Text for analysis:
******************************

    8 you
    / \
    / \
    4 4 parents
    / \ / \
    2 2 3 1 grandparents
    / \ /\ /\ /\
    1 1 2 0 1 2 1 0 great-grandparents

    A more careful analysis and/or simulation, which I don’t have time to do correctly, could give a precise answer for the expected number of ancestors who “exherit” your genes. In the 8-gene case, my guess is it’ll be between 6 and 7 when going back 3 generations. For 50,000 genes going back 16 generations, I would expect the expected number to be at least a few thousand shy of 50,000. That’s just a semi-educated guess though.

  3. Lord says:

    If related means having a gene in common, I would assume we are all related since so many genes deal with basic cellular processes and would be highly conserved, and we would be related not only to humans but many other species as well. Not related would seem to be the remarkable exception meaning genetic drift and mutation has made every gene different. Nor is related necessarily limited to genes or epigenetics, but could also embrace experience, customs, and other transmissals.

  4. Isabel says:

    I have no real comment on this post, because I’m not familiar enough with genetics, but it seems that if you waant to calculate the probability that two people share a gene, you have to take into account the probability of “crossing over” on a chromosome. So the probability that two people share at least one gene (in the sense that they share the particular ancestor they inherited them from) is greater than the chance they’d share a gene if everybody had 23 genes (the number of chromosomes) but less than the probability that they’d share a gene if all genes were independent.

    But the main reason I wrote this comment was just to point out that your spam screening requires a certain fairly high level of intelligence; it’s not only spam-screening but uninformed-person-screening.

  5. brian says:

    @Isabel:

    Crossing over certainly complicates the situation, but even if you take it to the limit, and suppose that all three billion base pairs in the human genome are inherited independently — even then you can only go about 31 generations back before you run out of ancestors.

    As for the spam screening: Unfortunately, it hasn’t been quite stringent enough to stop all the spammers.

  6. Rob says:

    It would seem we inherit genes from all of our ancestors, just that the fragments get twice as small for each generation back. There is always that chance, however slight, of a trait such as eye color showing up in a newborn that has not been seen for several generations.

  7. I am interested in the math but I just also had to say that i am related to the Aldous family I wonder if it is the same one as your friend’s?
******************************
Work task 1: In the comment thread on genetic inheritance, about how many generations back does brian say you can go before you run out of ancestors, even if every base pair were inherited independently?
Work task 2:
Decide whether each statement below agrees with the comment thread on genetic inheritance, and support each yes or no with the deciding words quoted from it.
(a) The first commenter guesses that, in the 8-gene case, the expected number of ancestors going back 3 generations is between 6 and 7.
(b) Isabel describes herself as well versed in genetics.
(c) brian says the spam screening has stopped all spammers.
Work task 3: Go on with the comment thread on genetic inheritance from the point where it stops.

[Items from a dataset]
******************************
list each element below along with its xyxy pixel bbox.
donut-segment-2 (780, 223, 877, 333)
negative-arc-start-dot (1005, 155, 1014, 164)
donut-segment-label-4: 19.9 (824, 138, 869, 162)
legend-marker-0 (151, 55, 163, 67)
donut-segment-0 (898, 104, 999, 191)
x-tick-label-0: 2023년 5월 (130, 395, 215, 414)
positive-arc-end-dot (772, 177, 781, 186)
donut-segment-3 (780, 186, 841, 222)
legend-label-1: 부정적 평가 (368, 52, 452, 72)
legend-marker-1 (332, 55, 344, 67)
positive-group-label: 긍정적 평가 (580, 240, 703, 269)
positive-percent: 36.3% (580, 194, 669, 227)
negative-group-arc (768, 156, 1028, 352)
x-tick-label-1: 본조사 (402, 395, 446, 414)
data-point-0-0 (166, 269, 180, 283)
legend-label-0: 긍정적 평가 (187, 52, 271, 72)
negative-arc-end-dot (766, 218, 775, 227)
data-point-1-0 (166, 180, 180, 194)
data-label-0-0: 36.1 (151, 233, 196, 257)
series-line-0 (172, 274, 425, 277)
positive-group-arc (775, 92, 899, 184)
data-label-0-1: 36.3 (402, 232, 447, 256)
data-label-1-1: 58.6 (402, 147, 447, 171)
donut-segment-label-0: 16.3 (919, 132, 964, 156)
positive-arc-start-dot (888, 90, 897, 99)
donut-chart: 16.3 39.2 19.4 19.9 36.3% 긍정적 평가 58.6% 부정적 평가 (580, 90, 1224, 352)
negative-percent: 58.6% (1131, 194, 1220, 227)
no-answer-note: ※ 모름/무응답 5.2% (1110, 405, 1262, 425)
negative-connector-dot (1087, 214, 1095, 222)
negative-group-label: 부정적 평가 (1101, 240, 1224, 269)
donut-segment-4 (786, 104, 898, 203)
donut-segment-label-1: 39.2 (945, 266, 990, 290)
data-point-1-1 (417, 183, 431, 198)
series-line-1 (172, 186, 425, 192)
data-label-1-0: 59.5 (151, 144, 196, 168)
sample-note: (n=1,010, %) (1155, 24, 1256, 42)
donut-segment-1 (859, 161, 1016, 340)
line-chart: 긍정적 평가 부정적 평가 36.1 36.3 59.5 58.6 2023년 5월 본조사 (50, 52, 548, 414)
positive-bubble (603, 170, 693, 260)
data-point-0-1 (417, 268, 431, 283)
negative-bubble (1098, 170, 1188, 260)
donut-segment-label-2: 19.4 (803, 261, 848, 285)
******************************
Task response 1: About 31 generations.

Task response 2:
(a) Yes: "In the 8-gene case, my guess is it’ll be between 6 and 7 when going back 3 generations."
(b) No: "I’m not familiar enough with genetics"
(c) No: "it hasn’t been quite stringent enough to stop all the spammers."

Task response 3:
  8. Mike Williamson says:

    Taking the case as posed, this is mathematically not too difficult to calculate. I am going on one important assumption folks here have implied:

    ** The question is not how many of the genes are SHARED between you & an ancestor, but how many you ACTUALLY INHERITED. ** The difference might seem subtle, but we cannot assume that our parents have entirely complementary gene sets.

    OK, moving from that point, it is a probability issue:

    chance to pass on a gene: 50%

    # of genes: 50,000 (just taken from story, I don’t know)

    “reasonable chance” you have no genes from an ancestor: 50% (I am choosing this for simplicity, after seeing the calculation it should make sense)

    solve: “number of generations till reasonable chance no genes from ancestor”: call it “x”

    ——————

    “chance a gene does NOT make it through all ancestors”: (1 - [chance to pass on gene]^[number of generations]) = (1 - 0.5^x)

    “chance NO GENES make it through all ancestors”: (1 - [chance a gene does not make it]^[number of genes]) = (1 - (1-0.5^x)^50,000)

    Solving for x, this gives ~ 16 generations. So it takes ~ 16 generations for someone to share NOT EVEN ONE GENE with an ancestor.
    Note that it is POSSIBLE for this to occur much sooner. E.g., if you look back “only” 13 generations, the chance is 0.2%.

    Mike

  9. Mike Williamson says:

    Sorry, just realized that I forgot to mention:

    for the last equation:

    (1 - (1 - 0.5^x)^50,000) = 0.5 (I didn’t put this 0.5 on the right side of the equation). That 0.5 is the “reasonable chance” that I mention. If there is a 50/50 chance you have no genes from your ancestor, then that is a “reasonable chance”, I figure.